Can you copy every line of the records below character for character, leaving nothing out and changing nothing?

DATA FOR THIS EXERCISE:
■ ■ ■ ■ ■ ■ ■

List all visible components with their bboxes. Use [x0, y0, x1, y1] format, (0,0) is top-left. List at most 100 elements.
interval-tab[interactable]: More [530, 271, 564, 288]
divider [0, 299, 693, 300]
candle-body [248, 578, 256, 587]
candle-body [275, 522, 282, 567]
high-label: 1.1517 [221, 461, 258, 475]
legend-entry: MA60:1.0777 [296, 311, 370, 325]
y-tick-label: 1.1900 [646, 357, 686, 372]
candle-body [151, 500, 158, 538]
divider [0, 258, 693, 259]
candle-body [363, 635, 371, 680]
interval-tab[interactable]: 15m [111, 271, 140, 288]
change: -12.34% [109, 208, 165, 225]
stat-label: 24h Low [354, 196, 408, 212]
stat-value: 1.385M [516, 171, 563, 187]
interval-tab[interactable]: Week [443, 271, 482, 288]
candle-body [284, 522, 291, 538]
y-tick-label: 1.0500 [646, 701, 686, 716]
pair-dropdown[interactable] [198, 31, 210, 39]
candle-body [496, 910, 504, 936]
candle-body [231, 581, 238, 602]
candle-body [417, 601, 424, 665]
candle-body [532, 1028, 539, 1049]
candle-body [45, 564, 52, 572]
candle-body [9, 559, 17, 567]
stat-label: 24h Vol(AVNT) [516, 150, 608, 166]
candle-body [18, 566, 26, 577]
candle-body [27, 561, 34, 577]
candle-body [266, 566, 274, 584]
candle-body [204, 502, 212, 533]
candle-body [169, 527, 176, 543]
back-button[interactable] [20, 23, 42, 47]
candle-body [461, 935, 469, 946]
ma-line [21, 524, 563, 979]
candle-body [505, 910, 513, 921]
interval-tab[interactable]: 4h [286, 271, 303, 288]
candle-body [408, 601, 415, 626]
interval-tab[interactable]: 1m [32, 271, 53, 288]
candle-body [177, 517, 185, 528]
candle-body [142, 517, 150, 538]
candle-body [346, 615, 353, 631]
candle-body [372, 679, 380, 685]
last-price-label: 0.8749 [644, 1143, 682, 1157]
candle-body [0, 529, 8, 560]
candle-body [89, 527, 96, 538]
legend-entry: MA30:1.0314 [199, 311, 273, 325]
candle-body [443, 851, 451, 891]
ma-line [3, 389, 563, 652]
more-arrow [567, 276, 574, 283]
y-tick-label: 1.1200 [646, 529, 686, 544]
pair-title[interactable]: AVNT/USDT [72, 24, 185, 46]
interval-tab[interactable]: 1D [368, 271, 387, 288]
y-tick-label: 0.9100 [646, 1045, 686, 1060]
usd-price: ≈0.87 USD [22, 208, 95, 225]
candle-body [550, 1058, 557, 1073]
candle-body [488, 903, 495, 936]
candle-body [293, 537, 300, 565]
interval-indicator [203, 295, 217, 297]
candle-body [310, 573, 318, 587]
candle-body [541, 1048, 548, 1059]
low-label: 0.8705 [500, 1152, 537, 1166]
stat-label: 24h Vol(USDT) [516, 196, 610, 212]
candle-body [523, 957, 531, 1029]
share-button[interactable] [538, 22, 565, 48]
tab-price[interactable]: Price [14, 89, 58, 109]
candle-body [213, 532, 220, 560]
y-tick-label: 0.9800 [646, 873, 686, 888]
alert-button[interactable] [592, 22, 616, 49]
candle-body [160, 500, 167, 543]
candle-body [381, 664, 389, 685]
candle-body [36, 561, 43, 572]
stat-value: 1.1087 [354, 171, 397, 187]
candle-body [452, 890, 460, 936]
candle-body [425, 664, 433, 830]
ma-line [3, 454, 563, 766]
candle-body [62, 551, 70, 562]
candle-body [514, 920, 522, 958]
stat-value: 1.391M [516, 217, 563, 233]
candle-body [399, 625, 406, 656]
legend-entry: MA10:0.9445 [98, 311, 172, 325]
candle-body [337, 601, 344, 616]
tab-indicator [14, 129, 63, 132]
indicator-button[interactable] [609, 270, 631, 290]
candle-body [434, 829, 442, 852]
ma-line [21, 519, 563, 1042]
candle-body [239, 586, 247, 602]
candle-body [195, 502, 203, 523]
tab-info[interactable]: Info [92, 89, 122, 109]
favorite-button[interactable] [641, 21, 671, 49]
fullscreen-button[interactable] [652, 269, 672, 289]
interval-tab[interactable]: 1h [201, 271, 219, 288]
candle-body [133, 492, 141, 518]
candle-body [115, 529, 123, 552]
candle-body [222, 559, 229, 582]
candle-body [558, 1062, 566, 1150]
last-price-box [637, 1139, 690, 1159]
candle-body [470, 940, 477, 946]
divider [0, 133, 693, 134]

■ ■ ■ ■ ■ ■ ■

PROBLEM SOLUTION:
List all visible components with their bboxes. Use [x0, y0, x1, y1] format, (0,0) is top-left. List at most 100 elements.
interval-tab[interactable]: More [530, 271, 564, 288]
divider [0, 299, 693, 300]
candle-body [248, 578, 256, 587]
candle-body [275, 522, 282, 567]
high-label: 1.1517 [221, 461, 258, 475]
legend-entry: MA60:1.0777 [296, 311, 370, 325]
y-tick-label: 1.1900 [646, 357, 686, 372]
candle-body [151, 500, 158, 538]
divider [0, 258, 693, 259]
candle-body [363, 635, 371, 680]
interval-tab[interactable]: 15m [111, 271, 140, 288]
change: -12.34% [109, 208, 165, 225]
stat-label: 24h Low [354, 196, 408, 212]
stat-value: 1.385M [516, 171, 563, 187]
interval-tab[interactable]: Week [443, 271, 482, 288]
candle-body [284, 522, 291, 538]
y-tick-label: 1.0500 [646, 701, 686, 716]
pair-dropdown[interactable] [198, 31, 210, 39]
candle-body [496, 910, 504, 936]
candle-body [231, 581, 238, 602]
candle-body [417, 601, 424, 665]
candle-body [532, 1028, 539, 1049]
candle-body [45, 564, 52, 572]
candle-body [9, 559, 17, 567]
stat-label: 24h Vol(AVNT) [516, 150, 608, 166]
candle-body [18, 566, 26, 577]
candle-body [27, 561, 34, 577]
candle-body [266, 566, 274, 584]
candle-body [204, 502, 212, 533]
candle-body [169, 527, 176, 543]
back-button[interactable] [20, 23, 42, 47]
candle-body [461, 935, 469, 946]
ma-line [21, 524, 563, 979]
candle-body [505, 910, 513, 921]
interval-tab[interactable]: 4h [286, 271, 303, 288]
candle-body [408, 601, 415, 626]
interval-tab[interactable]: 1m [32, 271, 53, 288]
candle-body [177, 517, 185, 528]
candle-body [142, 517, 150, 538]
candle-body [346, 615, 353, 631]
candle-body [372, 679, 380, 685]
last-price-label: 0.8749 [644, 1143, 682, 1157]
candle-body [0, 529, 8, 560]
candle-body [89, 527, 96, 538]
legend-entry: MA30:1.0314 [199, 311, 273, 325]
candle-body [443, 851, 451, 891]
ma-line [3, 389, 563, 652]
more-arrow [567, 276, 574, 283]
y-tick-label: 1.1200 [646, 529, 686, 544]
pair-title[interactable]: AVNT/USDT [72, 24, 185, 46]
interval-tab[interactable]: 1D [368, 271, 387, 288]
y-tick-label: 0.9100 [646, 1045, 686, 1060]
usd-price: ≈0.87 USD [22, 208, 95, 225]
candle-body [550, 1058, 557, 1073]
candle-body [488, 903, 495, 936]
candle-body [293, 537, 300, 565]
interval-indicator [203, 295, 217, 297]
candle-body [310, 573, 318, 587]
candle-body [541, 1048, 548, 1059]
low-label: 0.8705 [500, 1152, 537, 1166]
stat-label: 24h Vol(USDT) [516, 196, 610, 212]
candle-body [523, 957, 531, 1029]
share-button[interactable] [538, 22, 565, 48]
tab-price[interactable]: Price [14, 89, 58, 109]
candle-body [213, 532, 220, 560]
y-tick-label: 0.9800 [646, 873, 686, 888]
alert-button[interactable] [592, 22, 616, 49]
candle-body [160, 500, 167, 543]
candle-body [381, 664, 389, 685]
candle-body [36, 561, 43, 572]
stat-value: 1.1087 [354, 171, 397, 187]
candle-body [452, 890, 460, 936]
candle-body [425, 664, 433, 830]
ma-line [3, 454, 563, 766]
candle-body [62, 551, 70, 562]
candle-body [514, 920, 522, 958]
stat-value: 1.391M [516, 217, 563, 233]
candle-body [399, 625, 406, 656]
legend-entry: MA10:0.9445 [98, 311, 172, 325]
candle-body [337, 601, 344, 616]
tab-indicator [14, 129, 63, 132]
indicator-button[interactable] [609, 270, 631, 290]
candle-body [434, 829, 442, 852]
ma-line [21, 519, 563, 1042]
candle-body [239, 586, 247, 602]
candle-body [195, 502, 203, 523]
tab-info[interactable]: Info [92, 89, 122, 109]
favorite-button[interactable] [641, 21, 671, 49]
fullscreen-button[interactable] [652, 269, 672, 289]
interval-tab[interactable]: 1h [201, 271, 219, 288]
candle-body [133, 492, 141, 518]
candle-body [115, 529, 123, 552]
candle-body [222, 559, 229, 582]
candle-body [558, 1062, 566, 1150]
last-price-box [637, 1139, 690, 1159]
candle-body [470, 940, 477, 946]
divider [0, 133, 693, 134]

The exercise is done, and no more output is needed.